_Direction_. Return all the entries exactly, keeping pictures out.

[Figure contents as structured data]

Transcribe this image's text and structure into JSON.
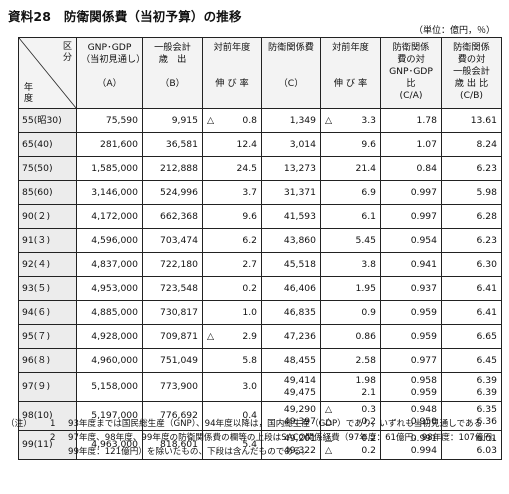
{
  "title": "資料28　防衛関係費（当初予算）の推移",
  "unit": "（単位：億円，％）",
  "header": {
    "diag_top": [
      "区",
      "分"
    ],
    "diag_bottom": [
      "年",
      "度"
    ],
    "columns": [
      {
        "lines": [
          "GNP･GDP",
          "（当初見通し）",
          "",
          "（A）"
        ]
      },
      {
        "lines": [
          "一般会計",
          "歳　出",
          "",
          "（B）"
        ]
      },
      {
        "lines": [
          "対前年度",
          "",
          "",
          "伸 び 率"
        ]
      },
      {
        "lines": [
          "防衛関係費",
          "",
          "",
          "（C）"
        ]
      },
      {
        "lines": [
          "対前年度",
          "",
          "",
          "伸 び 率"
        ]
      },
      {
        "lines": [
          "防衛関係",
          "費の対",
          "GNP･GDP",
          "比",
          "(C/A)"
        ]
      },
      {
        "lines": [
          "防衛関係",
          "費の対",
          "一般会計",
          "歳 出 比",
          "(C/B)"
        ]
      }
    ]
  },
  "rows": [
    {
      "year": "55(昭30)",
      "a": "75,590",
      "b": "9,915",
      "b_tri": "△",
      "b_rate": "0.8",
      "c": [
        "1,349"
      ],
      "c_tri": "△",
      "c_rate": [
        "3.3"
      ],
      "ca": [
        "1.78"
      ],
      "cb": [
        "13.61"
      ]
    },
    {
      "year": "65(40)",
      "a": "281,600",
      "b": "36,581",
      "b_tri": "",
      "b_rate": "12.4",
      "c": [
        "3,014"
      ],
      "c_tri": "",
      "c_rate": [
        "9.6"
      ],
      "ca": [
        "1.07"
      ],
      "cb": [
        "8.24"
      ]
    },
    {
      "year": "75(50)",
      "a": "1,585,000",
      "b": "212,888",
      "b_tri": "",
      "b_rate": "24.5",
      "c": [
        "13,273"
      ],
      "c_tri": "",
      "c_rate": [
        "21.4"
      ],
      "ca": [
        "0.84"
      ],
      "cb": [
        "6.23"
      ]
    },
    {
      "year": "85(60)",
      "a": "3,146,000",
      "b": "524,996",
      "b_tri": "",
      "b_rate": "3.7",
      "c": [
        "31,371"
      ],
      "c_tri": "",
      "c_rate": [
        "6.9"
      ],
      "ca": [
        "0.997"
      ],
      "cb": [
        "5.98"
      ]
    },
    {
      "year": "90(２)",
      "a": "4,172,000",
      "b": "662,368",
      "b_tri": "",
      "b_rate": "9.6",
      "c": [
        "41,593"
      ],
      "c_tri": "",
      "c_rate": [
        "6.1"
      ],
      "ca": [
        "0.997"
      ],
      "cb": [
        "6.28"
      ]
    },
    {
      "year": "91(３)",
      "a": "4,596,000",
      "b": "703,474",
      "b_tri": "",
      "b_rate": "6.2",
      "c": [
        "43,860"
      ],
      "c_tri": "",
      "c_rate": [
        "5.45"
      ],
      "ca": [
        "0.954"
      ],
      "cb": [
        "6.23"
      ]
    },
    {
      "year": "92(４)",
      "a": "4,837,000",
      "b": "722,180",
      "b_tri": "",
      "b_rate": "2.7",
      "c": [
        "45,518"
      ],
      "c_tri": "",
      "c_rate": [
        "3.8"
      ],
      "ca": [
        "0.941"
      ],
      "cb": [
        "6.30"
      ]
    },
    {
      "year": "93(５)",
      "a": "4,953,000",
      "b": "723,548",
      "b_tri": "",
      "b_rate": "0.2",
      "c": [
        "46,406"
      ],
      "c_tri": "",
      "c_rate": [
        "1.95"
      ],
      "ca": [
        "0.937"
      ],
      "cb": [
        "6.41"
      ]
    },
    {
      "year": "94(６)",
      "a": "4,885,000",
      "b": "730,817",
      "b_tri": "",
      "b_rate": "1.0",
      "c": [
        "46,835"
      ],
      "c_tri": "",
      "c_rate": [
        "0.9"
      ],
      "ca": [
        "0.959"
      ],
      "cb": [
        "6.41"
      ]
    },
    {
      "year": "95(７)",
      "a": "4,928,000",
      "b": "709,871",
      "b_tri": "△",
      "b_rate": "2.9",
      "c": [
        "47,236"
      ],
      "c_tri": "",
      "c_rate": [
        "0.86"
      ],
      "ca": [
        "0.959"
      ],
      "cb": [
        "6.65"
      ]
    },
    {
      "year": "96(８)",
      "a": "4,960,000",
      "b": "751,049",
      "b_tri": "",
      "b_rate": "5.8",
      "c": [
        "48,455"
      ],
      "c_tri": "",
      "c_rate": [
        "2.58"
      ],
      "ca": [
        "0.977"
      ],
      "cb": [
        "6.45"
      ]
    },
    {
      "year": "97(９)",
      "a": "5,158,000",
      "b": "773,900",
      "b_tri": "",
      "b_rate": "3.0",
      "c": [
        "49,414",
        "49,475"
      ],
      "c_tri": "",
      "c_rate": [
        "1.98",
        "2.1"
      ],
      "ca": [
        "0.958",
        "0.959"
      ],
      "cb": [
        "6.39",
        "6.39"
      ]
    },
    {
      "year": "98(10)",
      "a": "5,197,000",
      "b": "776,692",
      "b_tri": "",
      "b_rate": "0.4",
      "c": [
        "49,290",
        "49,397"
      ],
      "c_tri": "△",
      "c_rate": [
        "0.3",
        "0.2"
      ],
      "ca": [
        "0.948",
        "0.950"
      ],
      "cb": [
        "6.35",
        "6.36"
      ]
    },
    {
      "year": "99(11)",
      "a": "4,963,000",
      "b": "818,601",
      "b_tri": "",
      "b_rate": "5.4",
      "c": [
        "49,201",
        "49,322"
      ],
      "c_tri": "△",
      "c_rate": [
        "0.2",
        "0.2"
      ],
      "ca": [
        "0.991",
        "0.994"
      ],
      "cb": [
        "6.01",
        "6.03"
      ]
    }
  ],
  "notes": [
    {
      "label": "（注）",
      "num": "1",
      "text": "93年度までは国民総生産（GNP）、94年度以降は，国内総生産（GDP）であり，いずれも当初見通しである"
    },
    {
      "label": "",
      "num": "2",
      "text": "97年度、98年度、99年度の防衛関係費の欄等の上段はSACO関係経費（97年度：61億円、98年度：107億円、99年度：121億円）を除いたもの、下段は含んだものである。"
    }
  ]
}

_Written solution_.
Transcribe this image's text and structure into JSON.
{
  "title": "資料28　防衛関係費（当初予算）の推移",
  "unit": "（単位：億円，％）",
  "header": {
    "diag_top": [
      "区",
      "分"
    ],
    "diag_bottom": [
      "年",
      "度"
    ],
    "columns": [
      {
        "lines": [
          "GNP･GDP",
          "（当初見通し）",
          "",
          "（A）"
        ]
      },
      {
        "lines": [
          "一般会計",
          "歳　出",
          "",
          "（B）"
        ]
      },
      {
        "lines": [
          "対前年度",
          "",
          "",
          "伸 び 率"
        ]
      },
      {
        "lines": [
          "防衛関係費",
          "",
          "",
          "（C）"
        ]
      },
      {
        "lines": [
          "対前年度",
          "",
          "",
          "伸 び 率"
        ]
      },
      {
        "lines": [
          "防衛関係",
          "費の対",
          "GNP･GDP",
          "比",
          "(C/A)"
        ]
      },
      {
        "lines": [
          "防衛関係",
          "費の対",
          "一般会計",
          "歳 出 比",
          "(C/B)"
        ]
      }
    ]
  },
  "rows": [
    {
      "year": "55(昭30)",
      "a": "75,590",
      "b": "9,915",
      "b_tri": "△",
      "b_rate": "0.8",
      "c": [
        "1,349"
      ],
      "c_tri": "△",
      "c_rate": [
        "3.3"
      ],
      "ca": [
        "1.78"
      ],
      "cb": [
        "13.61"
      ]
    },
    {
      "year": "65(40)",
      "a": "281,600",
      "b": "36,581",
      "b_tri": "",
      "b_rate": "12.4",
      "c": [
        "3,014"
      ],
      "c_tri": "",
      "c_rate": [
        "9.6"
      ],
      "ca": [
        "1.07"
      ],
      "cb": [
        "8.24"
      ]
    },
    {
      "year": "75(50)",
      "a": "1,585,000",
      "b": "212,888",
      "b_tri": "",
      "b_rate": "24.5",
      "c": [
        "13,273"
      ],
      "c_tri": "",
      "c_rate": [
        "21.4"
      ],
      "ca": [
        "0.84"
      ],
      "cb": [
        "6.23"
      ]
    },
    {
      "year": "85(60)",
      "a": "3,146,000",
      "b": "524,996",
      "b_tri": "",
      "b_rate": "3.7",
      "c": [
        "31,371"
      ],
      "c_tri": "",
      "c_rate": [
        "6.9"
      ],
      "ca": [
        "0.997"
      ],
      "cb": [
        "5.98"
      ]
    },
    {
      "year": "90(２)",
      "a": "4,172,000",
      "b": "662,368",
      "b_tri": "",
      "b_rate": "9.6",
      "c": [
        "41,593"
      ],
      "c_tri": "",
      "c_rate": [
        "6.1"
      ],
      "ca": [
        "0.997"
      ],
      "cb": [
        "6.28"
      ]
    },
    {
      "year": "91(３)",
      "a": "4,596,000",
      "b": "703,474",
      "b_tri": "",
      "b_rate": "6.2",
      "c": [
        "43,860"
      ],
      "c_tri": "",
      "c_rate": [
        "5.45"
      ],
      "ca": [
        "0.954"
      ],
      "cb": [
        "6.23"
      ]
    },
    {
      "year": "92(４)",
      "a": "4,837,000",
      "b": "722,180",
      "b_tri": "",
      "b_rate": "2.7",
      "c": [
        "45,518"
      ],
      "c_tri": "",
      "c_rate": [
        "3.8"
      ],
      "ca": [
        "0.941"
      ],
      "cb": [
        "6.30"
      ]
    },
    {
      "year": "93(５)",
      "a": "4,953,000",
      "b": "723,548",
      "b_tri": "",
      "b_rate": "0.2",
      "c": [
        "46,406"
      ],
      "c_tri": "",
      "c_rate": [
        "1.95"
      ],
      "ca": [
        "0.937"
      ],
      "cb": [
        "6.41"
      ]
    },
    {
      "year": "94(６)",
      "a": "4,885,000",
      "b": "730,817",
      "b_tri": "",
      "b_rate": "1.0",
      "c": [
        "46,835"
      ],
      "c_tri": "",
      "c_rate": [
        "0.9"
      ],
      "ca": [
        "0.959"
      ],
      "cb": [
        "6.41"
      ]
    },
    {
      "year": "95(７)",
      "a": "4,928,000",
      "b": "709,871",
      "b_tri": "△",
      "b_rate": "2.9",
      "c": [
        "47,236"
      ],
      "c_tri": "",
      "c_rate": [
        "0.86"
      ],
      "ca": [
        "0.959"
      ],
      "cb": [
        "6.65"
      ]
    },
    {
      "year": "96(８)",
      "a": "4,960,000",
      "b": "751,049",
      "b_tri": "",
      "b_rate": "5.8",
      "c": [
        "48,455"
      ],
      "c_tri": "",
      "c_rate": [
        "2.58"
      ],
      "ca": [
        "0.977"
      ],
      "cb": [
        "6.45"
      ]
    },
    {
      "year": "97(９)",
      "a": "5,158,000",
      "b": "773,900",
      "b_tri": "",
      "b_rate": "3.0",
      "c": [
        "49,414",
        "49,475"
      ],
      "c_tri": "",
      "c_rate": [
        "1.98",
        "2.1"
      ],
      "ca": [
        "0.958",
        "0.959"
      ],
      "cb": [
        "6.39",
        "6.39"
      ]
    },
    {
      "year": "98(10)",
      "a": "5,197,000",
      "b": "776,692",
      "b_tri": "",
      "b_rate": "0.4",
      "c": [
        "49,290",
        "49,397"
      ],
      "c_tri": "△",
      "c_rate": [
        "0.3",
        "0.2"
      ],
      "ca": [
        "0.948",
        "0.950"
      ],
      "cb": [
        "6.35",
        "6.36"
      ]
    },
    {
      "year": "99(11)",
      "a": "4,963,000",
      "b": "818,601",
      "b_tri": "",
      "b_rate": "5.4",
      "c": [
        "49,201",
        "49,322"
      ],
      "c_tri": "△",
      "c_rate": [
        "0.2",
        "0.2"
      ],
      "ca": [
        "0.991",
        "0.994"
      ],
      "cb": [
        "6.01",
        "6.03"
      ]
    }
  ],
  "notes": [
    {
      "label": "（注）",
      "num": "1",
      "text": "93年度までは国民総生産（GNP）、94年度以降は，国内総生産（GDP）であり，いずれも当初見通しである"
    },
    {
      "label": "",
      "num": "2",
      "text": "97年度、98年度、99年度の防衛関係費の欄等の上段はSACO関係経費（97年度：61億円、98年度：107億円、99年度：121億円）を除いたもの、下段は含んだものである。"
    }
  ]
}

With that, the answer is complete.